■ DO THIS ■
Pick out each line of the records in which the word "même" appears.

■ EXERCISE MATERIAL ■

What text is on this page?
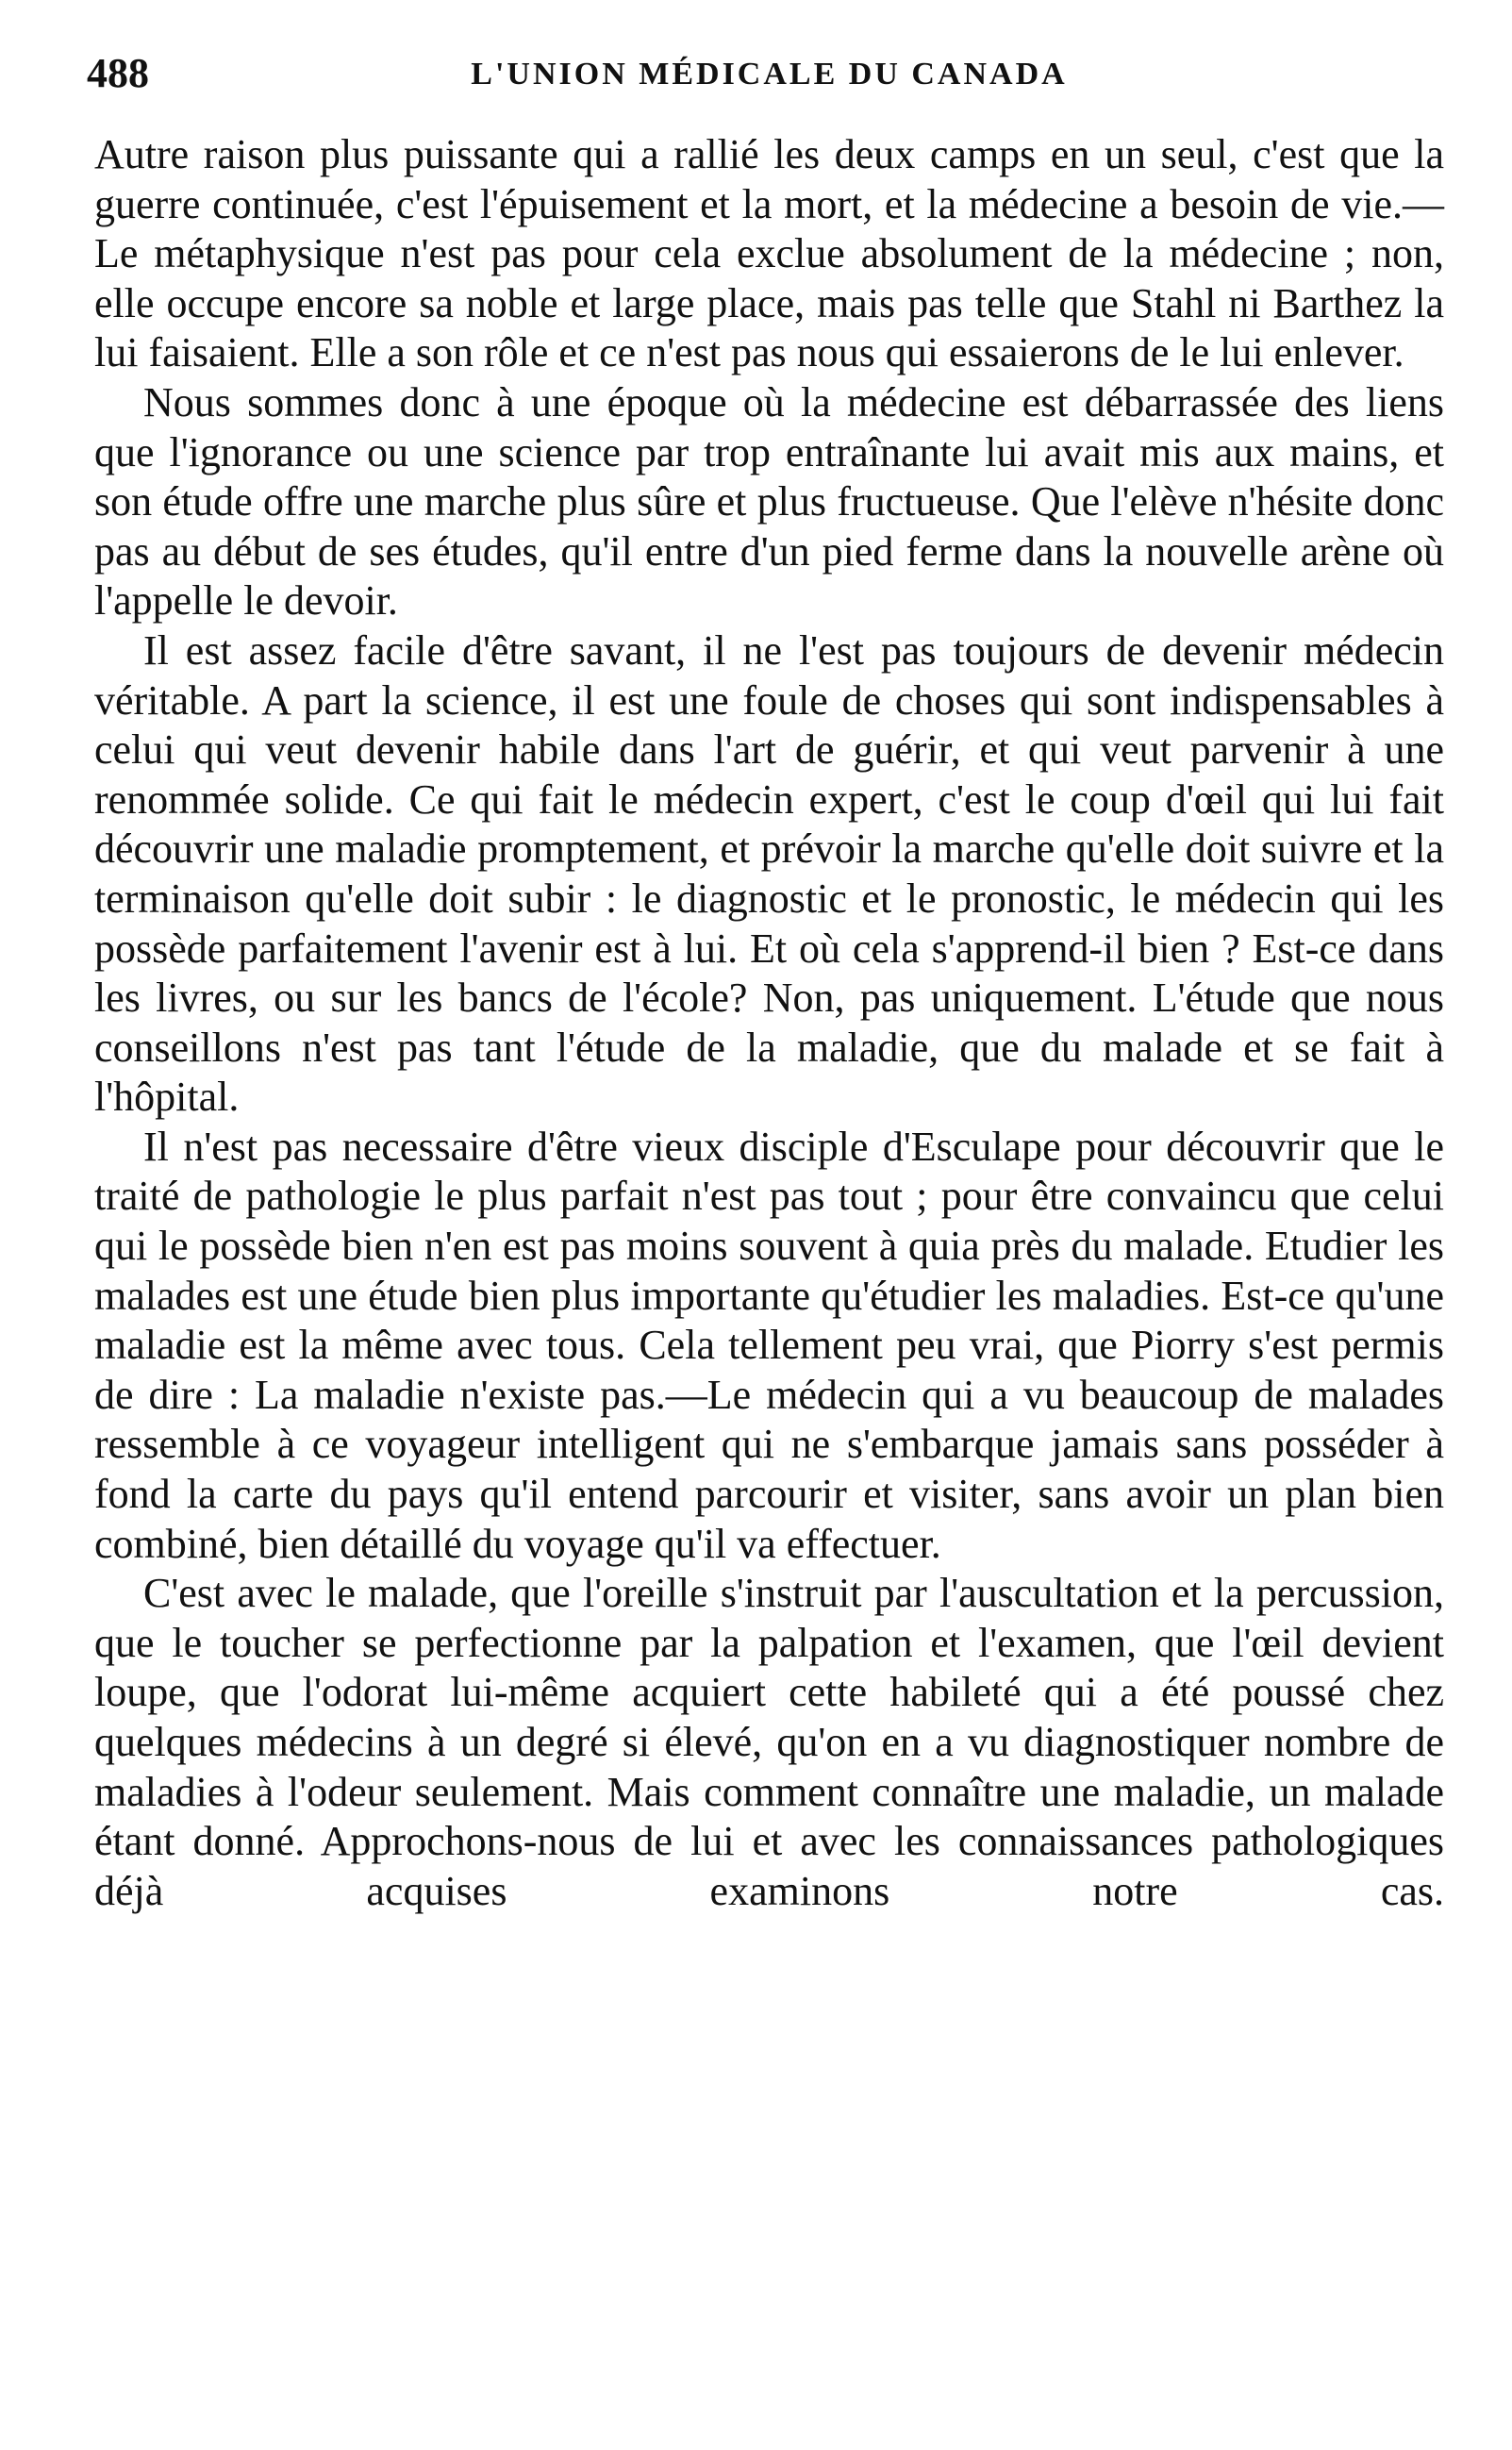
488	L'UNION MÉDICALE DU CANADA

Autre raison plus puissante qui a rallié les deux camps en un seul, c'est que la guerre continuée, c'est l'épuisement et la mort, et la médecine a besoin de vie.—Le métaphysique n'est pas pour cela exclue absolument de la médecine ; non, elle occupe encore sa noble et large place, mais pas telle que Stahl ni Barthez la lui faisaient. Elle a son rôle et ce n'est pas nous qui essaierons de le lui enlever.

Nous sommes donc à une époque où la médecine est débarrassée des liens que l'ignorance ou une science par trop entraînante lui avait mis aux mains, et son étude offre une marche plus sûre et plus fructueuse. Que l'elève n'hésite donc pas au début de ses études, qu'il entre d'un pied ferme dans la nouvelle arène où l'appelle le devoir.

Il est assez facile d'être savant, il ne l'est pas toujours de devenir médecin véritable. A part la science, il est une foule de choses qui sont indispensables à celui qui veut devenir habile dans l'art de guérir, et qui veut parvenir à une renommée solide. Ce qui fait le médecin expert, c'est le coup d'œil qui lui fait découvrir une maladie promptement, et prévoir la marche qu'elle doit suivre et la terminaison qu'elle doit subir : le diagnostic et le pronostic, le médecin qui les possède parfaitement l'avenir est à lui. Et où cela s'apprend-il bien ? Est-ce dans les livres, ou sur les bancs de l'école? Non, pas uniquement. L'étude que nous conseillons n'est pas tant l'étude de la maladie, que du malade et se fait à l'hôpital.

Il n'est pas necessaire d'être vieux disciple d'Esculape pour découvrir que le traité de pathologie le plus parfait n'est pas tout ; pour être convaincu que celui qui le possède bien n'en est pas moins souvent à quia près du malade. Etudier les malades est une étude bien plus importante qu'étudier les maladies. Est-ce qu'une maladie est la même avec tous. Cela tellement peu vrai, que Piorry s'est permis de dire : La maladie n'existe pas.—Le médecin qui a vu beaucoup de malades ressemble à ce voyageur intelligent qui ne s'embarque jamais sans posséder à fond la carte du pays qu'il entend parcourir et visiter, sans avoir un plan bien combiné, bien détaillé du voyage qu'il va effectuer.

C'est avec le malade, que l'oreille s'instruit par l'auscultation et la percussion, que le toucher se perfectionne par la palpation et l'examen, que l'œil devient loupe, que l'odorat lui-même acquiert cette habileté qui a été poussé chez quelques médecins à un degré si élevé, qu'on en a vu diagnostiquer nombre de maladies à l'odeur seulement. Mais comment connaître une maladie, un malade étant donné. Approchons-nous de lui et avec les connaissances pathologiques déjà acquises examinons notre cas.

■ THE RESULT ■
Il n'est pas necessaire d'être vieux disciple d'Esculape pour découvrir que le traité de pathologie le plus parfait n'est pas tout ; pour être convaincu que celui qui le possède bien n'en est pas moins souvent à quia près du malade. Etudier les malades est une étude bien plus importante qu'étudier les maladies. Est-ce qu'une maladie est la même avec tous. Cela tellement peu vrai, que Piorry s'est permis de dire : La maladie n'existe pas.—Le médecin qui a vu beaucoup de malades ressemble à ce voyageur intelligent qui ne s'embarque jamais sans posséder à fond la carte du pays qu'il entend parcourir et visiter, sans avoir un plan bien combiné, bien détaillé du voyage qu'il va effectuer.
C'est avec le malade, que l'oreille s'instruit par l'auscultation et la percussion, que le toucher se perfectionne par la palpation et l'examen, que l'œil devient loupe, que l'odorat lui-même acquiert cette habileté qui a été poussé chez quelques médecins à un degré si élevé, qu'on en a vu diagnostiquer nombre de maladies à l'odeur seulement. Mais comment connaître une maladie, un malade étant donné. Approchons-nous de lui et avec les connaissances pathologiques déjà acquises examinons notre cas.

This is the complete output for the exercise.